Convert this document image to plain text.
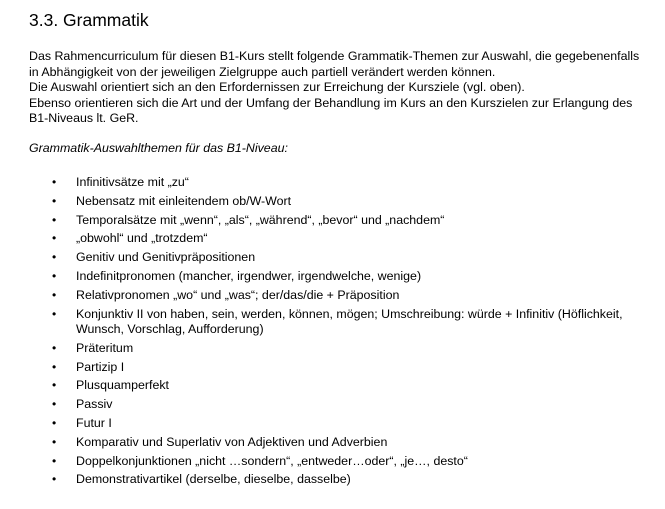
3.3. Grammatik

Das Rahmencurriculum für diesen B1-Kurs stellt folgende Grammatik-Themen zur Auswahl, die gegebenenfalls in Abhängigkeit von der jeweiligen Zielgruppe auch partiell verändert werden können.

Die Auswahl orientiert sich an den Erfordernissen zur Erreichung der Kursziele (vgl. oben).

Ebenso orientieren sich die Art und der Umfang der Behandlung im Kurs an den Kurszielen zur Erlangung des B1-Niveaus lt. GeR.

Grammatik-Auswahlthemen für das B1-Niveau:

• Infinitivsätze mit „zu“
• Nebensatz mit einleitendem ob/W-Wort
• Temporalsätze mit „wenn“, „als“, „während“, „bevor“ und „nachdem“
• „obwohl“ und „trotzdem“
• Genitiv und Genitivpräpositionen
• Indefinitpronomen (mancher, irgendwer, irgendwelche, wenige)
• Relativpronomen „wo“ und „was“; der/das/die + Präposition
• Konjunktiv II von haben, sein, werden, können, mögen; Umschreibung: würde + Infinitiv (Höflichkeit, Wunsch, Vorschlag, Aufforderung)
• Präteritum
• Partizip I
• Plusquamperfekt
• Passiv
• Futur I
• Komparativ und Superlativ von Adjektiven und Adverbien
• Doppelkonjunktionen „nicht …sondern“, „entweder…oder“, „je…, desto“
• Demonstrativartikel (derselbe, dieselbe, dasselbe)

━━━━

## Goal
Copy out every line from the data above that has "werden" in it.

## Problem solution
Das Rahmencurriculum für diesen B1-Kurs stellt folgende Grammatik-Themen zur Auswahl, die gegebenenfalls in Abhängigkeit von der jeweiligen Zielgruppe auch partiell verändert werden können.
• Konjunktiv II von haben, sein, werden, können, mögen; Umschreibung: würde + Infinitiv (Höflichkeit, Wunsch, Vorschlag, Aufforderung)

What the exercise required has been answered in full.